Dataset entries on figures:
------------------------------------------------

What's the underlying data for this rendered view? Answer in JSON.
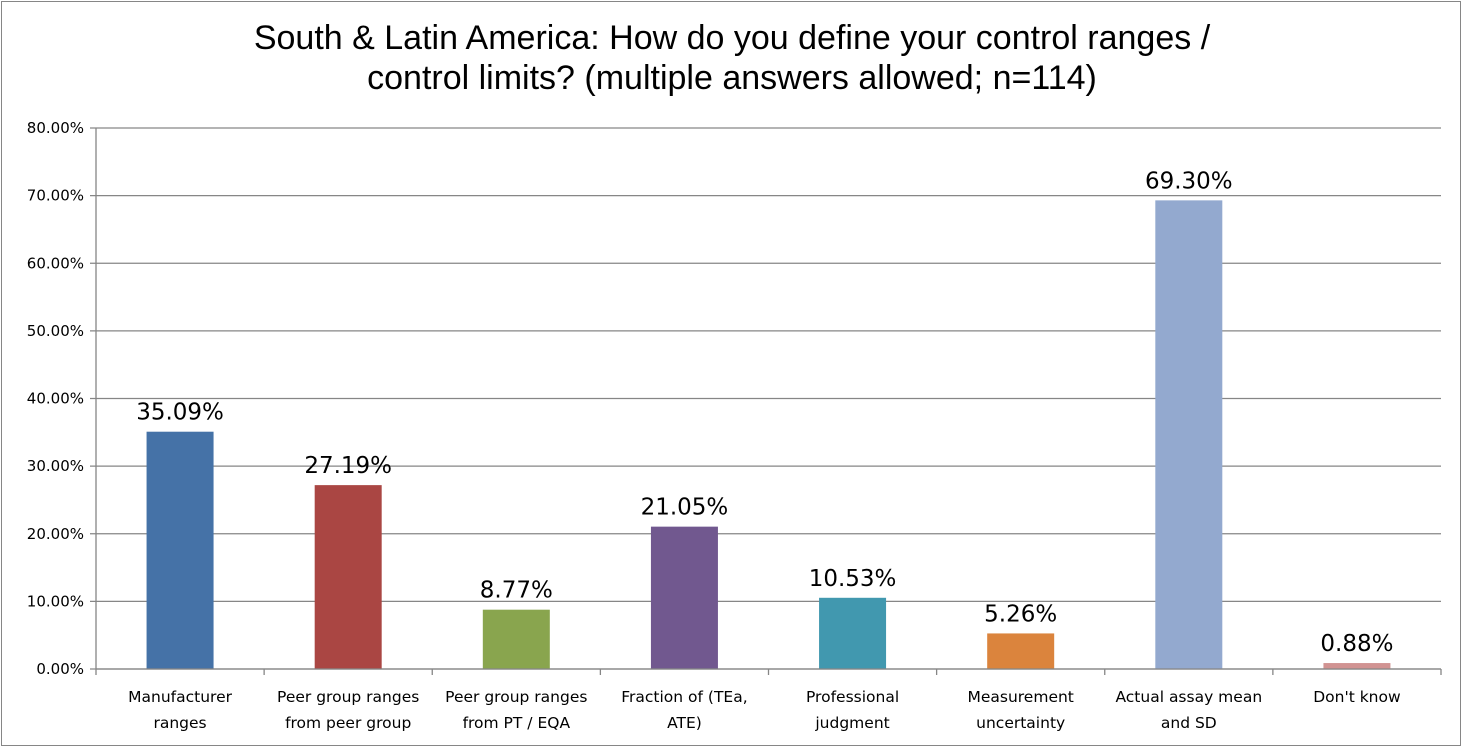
{
  "chart_data": {
    "type": "bar",
    "title_lines": [
      "South & Latin America: How do you define your control ranges /",
      "control limits? (multiple answers allowed; n=114)"
    ],
    "categories": [
      [
        "Manufacturer",
        "ranges"
      ],
      [
        "Peer group ranges",
        "from peer group"
      ],
      [
        "Peer group ranges",
        "from PT / EQA"
      ],
      [
        "Fraction of (TEa,",
        "ATE)"
      ],
      [
        "Professional",
        "judgment"
      ],
      [
        "Measurement",
        "uncertainty"
      ],
      [
        "Actual assay mean",
        "and SD"
      ],
      [
        "Don't know"
      ]
    ],
    "values": [
      35.09,
      27.19,
      8.77,
      21.05,
      10.53,
      5.26,
      69.3,
      0.88
    ],
    "data_labels": [
      "35.09%",
      "27.19%",
      "8.77%",
      "21.05%",
      "10.53%",
      "5.26%",
      "69.30%",
      "0.88%"
    ],
    "colors": [
      "#4572a7",
      "#aa4643",
      "#89a54e",
      "#71588f",
      "#4198af",
      "#db843d",
      "#93a9cf",
      "#d19392"
    ],
    "ylim": [
      0,
      80
    ],
    "yticks": [
      "0.00%",
      "10.00%",
      "20.00%",
      "30.00%",
      "40.00%",
      "50.00%",
      "60.00%",
      "70.00%",
      "80.00%"
    ],
    "grid": true,
    "legend": "none",
    "xlabel": "",
    "ylabel": ""
  }
}
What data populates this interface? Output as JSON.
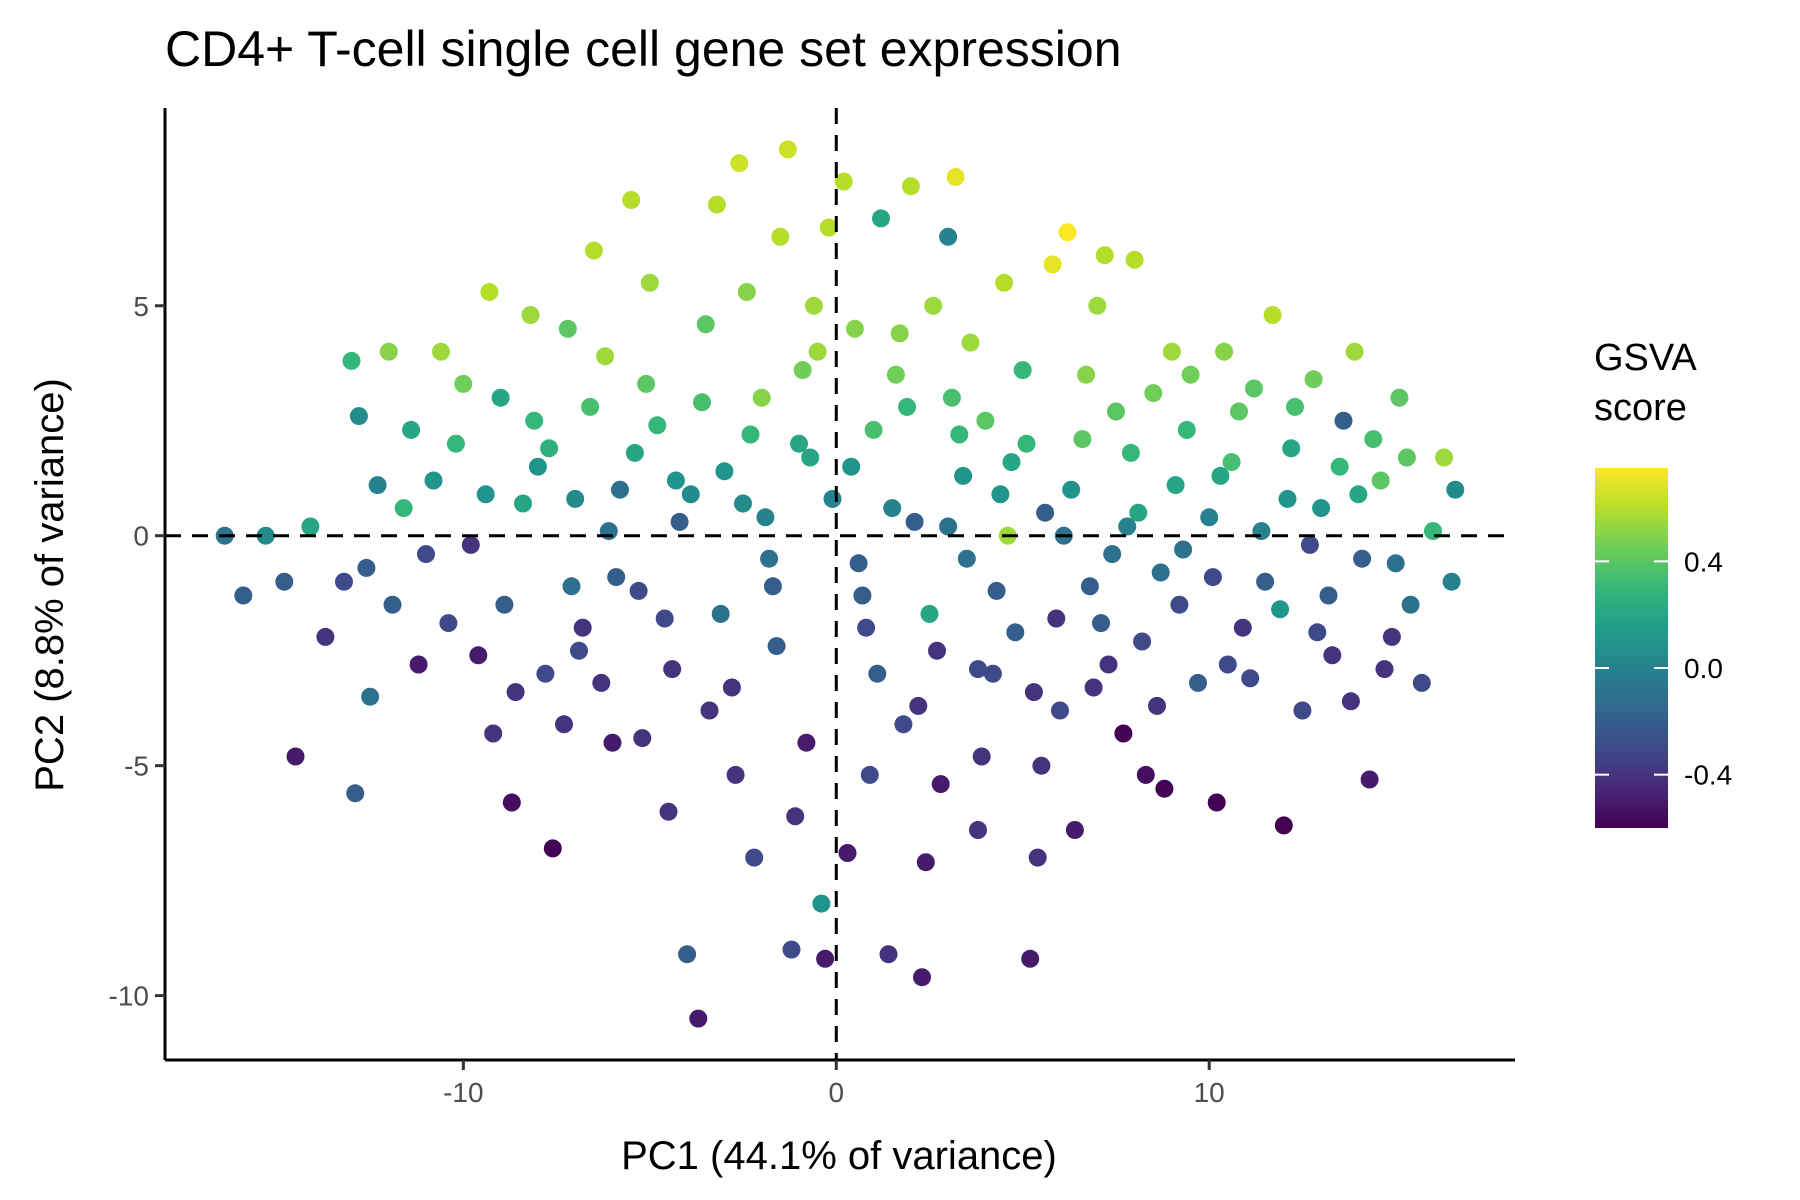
{
  "chart_data": {
    "type": "scatter",
    "title": "CD4+ T-cell single cell gene set expression",
    "xlabel": "PC1 (44.1% of variance)",
    "ylabel": "PC2 (8.8% of variance)",
    "xlim": [
      -18,
      18.2
    ],
    "ylim": [
      -11.4,
      9.3
    ],
    "x_ticks": [
      {
        "value": -10,
        "label": "-10"
      },
      {
        "value": 0,
        "label": "0"
      },
      {
        "value": 10,
        "label": "10"
      }
    ],
    "y_ticks": [
      {
        "value": -10,
        "label": "-10"
      },
      {
        "value": -5,
        "label": "-5"
      },
      {
        "value": 0,
        "label": "0"
      },
      {
        "value": 5,
        "label": "5"
      }
    ],
    "reference_lines": [
      {
        "orientation": "horizontal",
        "value": 0,
        "style": "dashed"
      },
      {
        "orientation": "vertical",
        "value": 0,
        "style": "dashed"
      }
    ],
    "grid": false,
    "color_scale": {
      "palette": "viridis",
      "title_lines": [
        "GSVA",
        "score"
      ],
      "min": -0.6,
      "max": 0.75,
      "ticks": [
        {
          "value": 0.4,
          "label": "0.4"
        },
        {
          "value": 0.0,
          "label": "0.0"
        },
        {
          "value": -0.4,
          "label": "-0.4"
        }
      ],
      "stops": [
        "#440154",
        "#482878",
        "#3e4a89",
        "#31688e",
        "#26828e",
        "#1f9e89",
        "#35b779",
        "#6ece58",
        "#b5de2b",
        "#fde725"
      ],
      "legend_position": "right"
    },
    "points": [
      [
        -16.4,
        0.0,
        -0.1
      ],
      [
        -15.3,
        0.0,
        0.05
      ],
      [
        -15.9,
        -1.3,
        -0.2
      ],
      [
        -14.1,
        0.2,
        0.2
      ],
      [
        -14.5,
        -4.8,
        -0.5
      ],
      [
        -13.0,
        3.8,
        0.3
      ],
      [
        -12.8,
        2.6,
        0.05
      ],
      [
        -13.2,
        -1.0,
        -0.3
      ],
      [
        -12.5,
        -3.5,
        -0.1
      ],
      [
        -12.9,
        -5.6,
        -0.2
      ],
      [
        -12.0,
        4.0,
        0.5
      ],
      [
        -11.6,
        0.6,
        0.3
      ],
      [
        -11.2,
        -2.8,
        -0.5
      ],
      [
        -10.6,
        4.0,
        0.55
      ],
      [
        -10.2,
        2.0,
        0.3
      ],
      [
        -9.8,
        -0.2,
        -0.4
      ],
      [
        -9.3,
        5.3,
        0.6
      ],
      [
        -9.0,
        3.0,
        0.2
      ],
      [
        -8.9,
        -1.5,
        -0.2
      ],
      [
        -8.7,
        -5.8,
        -0.55
      ],
      [
        -8.2,
        4.8,
        0.55
      ],
      [
        -8.0,
        1.5,
        0.1
      ],
      [
        -7.8,
        -3.0,
        -0.3
      ],
      [
        -7.6,
        -6.8,
        -0.6
      ],
      [
        -7.2,
        4.5,
        0.4
      ],
      [
        -7.0,
        0.8,
        0.05
      ],
      [
        -6.8,
        -2.0,
        -0.4
      ],
      [
        -6.5,
        6.2,
        0.6
      ],
      [
        -6.2,
        3.9,
        0.55
      ],
      [
        -6.0,
        -4.5,
        -0.5
      ],
      [
        -5.8,
        1.0,
        -0.1
      ],
      [
        -5.5,
        7.3,
        0.6
      ],
      [
        -5.3,
        -1.2,
        -0.3
      ],
      [
        -5.0,
        5.5,
        0.55
      ],
      [
        -4.8,
        2.4,
        0.3
      ],
      [
        -4.5,
        -6.0,
        -0.4
      ],
      [
        -4.2,
        0.3,
        -0.2
      ],
      [
        -4.0,
        -9.1,
        -0.2
      ],
      [
        -3.7,
        -10.5,
        -0.5
      ],
      [
        -3.5,
        4.6,
        0.4
      ],
      [
        -3.2,
        7.2,
        0.6
      ],
      [
        -3.0,
        1.4,
        0.1
      ],
      [
        -2.8,
        -3.3,
        -0.4
      ],
      [
        -2.6,
        8.1,
        0.65
      ],
      [
        -2.4,
        5.3,
        0.5
      ],
      [
        -2.2,
        -7.0,
        -0.3
      ],
      [
        -2.0,
        3.0,
        0.5
      ],
      [
        -1.8,
        -0.5,
        -0.1
      ],
      [
        -1.5,
        6.5,
        0.6
      ],
      [
        -1.3,
        8.4,
        0.65
      ],
      [
        -1.2,
        -9.0,
        -0.3
      ],
      [
        -1.0,
        2.0,
        0.2
      ],
      [
        -0.8,
        -4.5,
        -0.5
      ],
      [
        -0.6,
        5.0,
        0.55
      ],
      [
        -0.4,
        -8.0,
        0.1
      ],
      [
        -0.3,
        -9.2,
        -0.5
      ],
      [
        -0.2,
        6.7,
        0.6
      ],
      [
        -0.1,
        0.8,
        0.0
      ],
      [
        0.2,
        7.7,
        0.6
      ],
      [
        0.3,
        -6.9,
        -0.5
      ],
      [
        0.5,
        4.5,
        0.5
      ],
      [
        0.6,
        -0.6,
        -0.2
      ],
      [
        0.8,
        -2.0,
        -0.3
      ],
      [
        1.0,
        2.3,
        0.35
      ],
      [
        1.2,
        6.9,
        0.2
      ],
      [
        1.4,
        -9.1,
        -0.4
      ],
      [
        1.6,
        3.5,
        0.45
      ],
      [
        1.8,
        -4.1,
        -0.3
      ],
      [
        2.0,
        7.6,
        0.6
      ],
      [
        2.1,
        0.3,
        -0.2
      ],
      [
        2.3,
        -9.6,
        -0.5
      ],
      [
        2.5,
        -1.7,
        0.2
      ],
      [
        2.6,
        5.0,
        0.55
      ],
      [
        2.8,
        -5.4,
        -0.5
      ],
      [
        3.0,
        6.5,
        0.0
      ],
      [
        3.2,
        7.8,
        0.7
      ],
      [
        3.3,
        2.2,
        0.3
      ],
      [
        3.5,
        -0.5,
        -0.1
      ],
      [
        3.6,
        4.2,
        0.55
      ],
      [
        3.8,
        -6.4,
        -0.4
      ],
      [
        4.0,
        2.5,
        0.4
      ],
      [
        4.2,
        -3.0,
        -0.3
      ],
      [
        4.5,
        5.5,
        0.6
      ],
      [
        4.6,
        0.0,
        0.55
      ],
      [
        4.8,
        -2.1,
        -0.2
      ],
      [
        5.0,
        3.6,
        0.3
      ],
      [
        5.2,
        -9.2,
        -0.5
      ],
      [
        5.4,
        -7.0,
        -0.4
      ],
      [
        5.6,
        0.5,
        -0.2
      ],
      [
        5.8,
        5.9,
        0.7
      ],
      [
        6.0,
        -3.8,
        -0.3
      ],
      [
        6.2,
        6.6,
        0.75
      ],
      [
        6.4,
        -6.4,
        -0.5
      ],
      [
        6.6,
        2.1,
        0.4
      ],
      [
        6.8,
        -1.1,
        -0.2
      ],
      [
        7.0,
        5.0,
        0.55
      ],
      [
        7.2,
        6.1,
        0.6
      ],
      [
        7.3,
        -2.8,
        -0.4
      ],
      [
        7.5,
        2.7,
        0.4
      ],
      [
        7.7,
        -4.3,
        -0.6
      ],
      [
        8.0,
        6.0,
        0.6
      ],
      [
        8.1,
        0.5,
        0.2
      ],
      [
        8.3,
        -5.2,
        -0.55
      ],
      [
        8.5,
        3.1,
        0.45
      ],
      [
        8.8,
        -5.5,
        -0.6
      ],
      [
        9.0,
        4.0,
        0.55
      ],
      [
        9.2,
        -1.5,
        -0.3
      ],
      [
        9.4,
        2.3,
        0.3
      ],
      [
        9.7,
        -3.2,
        -0.2
      ],
      [
        10.0,
        0.4,
        0.0
      ],
      [
        10.2,
        -5.8,
        -0.6
      ],
      [
        10.4,
        4.0,
        0.5
      ],
      [
        10.6,
        1.6,
        0.35
      ],
      [
        10.9,
        -2.0,
        -0.4
      ],
      [
        11.2,
        3.2,
        0.4
      ],
      [
        11.5,
        -1.0,
        -0.2
      ],
      [
        11.7,
        4.8,
        0.6
      ],
      [
        12.0,
        -6.3,
        -0.6
      ],
      [
        12.2,
        1.9,
        0.2
      ],
      [
        12.5,
        -3.8,
        -0.3
      ],
      [
        12.8,
        3.4,
        0.45
      ],
      [
        13.0,
        0.6,
        0.1
      ],
      [
        13.3,
        -2.6,
        -0.4
      ],
      [
        13.6,
        2.5,
        -0.2
      ],
      [
        13.9,
        4.0,
        0.55
      ],
      [
        14.1,
        -0.5,
        -0.2
      ],
      [
        14.3,
        -5.3,
        -0.5
      ],
      [
        14.6,
        1.2,
        0.4
      ],
      [
        14.9,
        -2.2,
        -0.4
      ],
      [
        15.1,
        3.0,
        0.4
      ],
      [
        15.4,
        -1.5,
        -0.1
      ],
      [
        15.7,
        -3.2,
        -0.3
      ],
      [
        16.0,
        0.1,
        0.3
      ],
      [
        16.3,
        1.7,
        0.55
      ],
      [
        16.6,
        1.0,
        0.05
      ],
      [
        16.5,
        -1.0,
        0.0
      ],
      [
        -11.9,
        -1.5,
        -0.2
      ],
      [
        -10.8,
        1.2,
        0.1
      ],
      [
        -9.6,
        -2.6,
        -0.5
      ],
      [
        -8.4,
        0.7,
        0.2
      ],
      [
        -7.3,
        -4.1,
        -0.4
      ],
      [
        -6.6,
        2.8,
        0.35
      ],
      [
        -5.9,
        -0.9,
        -0.2
      ],
      [
        -5.1,
        3.3,
        0.4
      ],
      [
        -4.4,
        -2.9,
        -0.4
      ],
      [
        -3.9,
        0.9,
        0.05
      ],
      [
        -3.1,
        -1.7,
        -0.1
      ],
      [
        -2.3,
        2.2,
        0.3
      ],
      [
        -1.6,
        -2.4,
        -0.2
      ],
      [
        -0.9,
        3.6,
        0.45
      ],
      [
        0.4,
        1.5,
        0.1
      ],
      [
        1.1,
        -3.0,
        -0.2
      ],
      [
        1.9,
        2.8,
        0.3
      ],
      [
        2.7,
        -2.5,
        -0.4
      ],
      [
        3.4,
        1.3,
        0.1
      ],
      [
        4.3,
        -1.2,
        -0.2
      ],
      [
        5.1,
        2.0,
        0.3
      ],
      [
        5.9,
        -1.8,
        -0.4
      ],
      [
        6.7,
        3.5,
        0.5
      ],
      [
        7.4,
        -0.4,
        -0.1
      ],
      [
        8.2,
        -2.3,
        -0.3
      ],
      [
        9.1,
        1.1,
        0.2
      ],
      [
        10.1,
        -0.9,
        -0.3
      ],
      [
        10.8,
        2.7,
        0.4
      ],
      [
        11.9,
        -1.6,
        0.1
      ],
      [
        12.7,
        -0.2,
        -0.3
      ],
      [
        13.5,
        1.5,
        0.3
      ],
      [
        -14.8,
        -1.0,
        -0.2
      ],
      [
        -13.7,
        -2.2,
        -0.4
      ],
      [
        -12.3,
        1.1,
        0.0
      ],
      [
        -11.0,
        -0.4,
        -0.3
      ],
      [
        -10.0,
        3.3,
        0.45
      ],
      [
        -9.2,
        -4.3,
        -0.4
      ],
      [
        -8.1,
        2.5,
        0.3
      ],
      [
        -7.1,
        -1.1,
        -0.1
      ],
      [
        -6.3,
        -3.2,
        -0.4
      ],
      [
        -5.4,
        1.8,
        0.2
      ],
      [
        -4.6,
        -1.8,
        -0.3
      ],
      [
        -3.6,
        2.9,
        0.35
      ],
      [
        -2.7,
        -5.2,
        -0.4
      ],
      [
        -1.9,
        0.4,
        0.0
      ],
      [
        -1.1,
        -6.1,
        -0.4
      ],
      [
        -0.5,
        4.0,
        0.55
      ],
      [
        0.9,
        -5.2,
        -0.3
      ],
      [
        1.7,
        4.4,
        0.5
      ],
      [
        2.4,
        -7.1,
        -0.5
      ],
      [
        3.1,
        3.0,
        0.35
      ],
      [
        3.9,
        -4.8,
        -0.4
      ],
      [
        4.7,
        1.6,
        0.2
      ],
      [
        5.5,
        -5.0,
        -0.4
      ],
      [
        6.3,
        1.0,
        0.1
      ],
      [
        7.1,
        -1.9,
        -0.2
      ],
      [
        7.9,
        1.8,
        0.3
      ],
      [
        8.7,
        -0.8,
        -0.1
      ],
      [
        9.5,
        3.5,
        0.45
      ],
      [
        10.5,
        -2.8,
        -0.3
      ],
      [
        11.4,
        0.1,
        0.0
      ],
      [
        12.3,
        2.8,
        0.35
      ],
      [
        13.2,
        -1.3,
        -0.2
      ],
      [
        14.0,
        0.9,
        0.2
      ],
      [
        14.7,
        -2.9,
        -0.4
      ],
      [
        15.3,
        1.7,
        0.4
      ],
      [
        -12.6,
        -0.7,
        -0.2
      ],
      [
        -11.4,
        2.3,
        0.2
      ],
      [
        -10.4,
        -1.9,
        -0.3
      ],
      [
        -9.4,
        0.9,
        0.1
      ],
      [
        -8.6,
        -3.4,
        -0.4
      ],
      [
        -7.7,
        1.9,
        0.25
      ],
      [
        -6.9,
        -2.5,
        -0.3
      ],
      [
        -6.1,
        0.1,
        -0.1
      ],
      [
        -5.2,
        -4.4,
        -0.4
      ],
      [
        -4.3,
        1.2,
        0.1
      ],
      [
        -3.4,
        -3.8,
        -0.4
      ],
      [
        -2.5,
        0.7,
        0.05
      ],
      [
        -1.7,
        -1.1,
        -0.2
      ],
      [
        -0.7,
        1.7,
        0.2
      ],
      [
        0.7,
        -1.3,
        -0.2
      ],
      [
        1.5,
        0.6,
        0.0
      ],
      [
        2.2,
        -3.7,
        -0.4
      ],
      [
        3.0,
        0.2,
        -0.1
      ],
      [
        3.8,
        -2.9,
        -0.3
      ],
      [
        4.4,
        0.9,
        0.1
      ],
      [
        5.3,
        -3.4,
        -0.4
      ],
      [
        6.1,
        0.0,
        -0.1
      ],
      [
        6.9,
        -3.3,
        -0.4
      ],
      [
        7.8,
        0.2,
        0.0
      ],
      [
        8.6,
        -3.7,
        -0.4
      ],
      [
        9.3,
        -0.3,
        -0.1
      ],
      [
        10.3,
        1.3,
        0.2
      ],
      [
        11.1,
        -3.1,
        -0.3
      ],
      [
        12.1,
        0.8,
        0.1
      ],
      [
        12.9,
        -2.1,
        -0.3
      ],
      [
        13.8,
        -3.6,
        -0.4
      ],
      [
        14.4,
        2.1,
        0.35
      ],
      [
        15.0,
        -0.6,
        -0.1
      ]
    ]
  }
}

------------------------------------------------

= TASK ITEM =
Whenever a line in the preceding entries includes the word "orientation", count it, and state the total alone.

= SOLUTION TO THIS EXERCISE =
2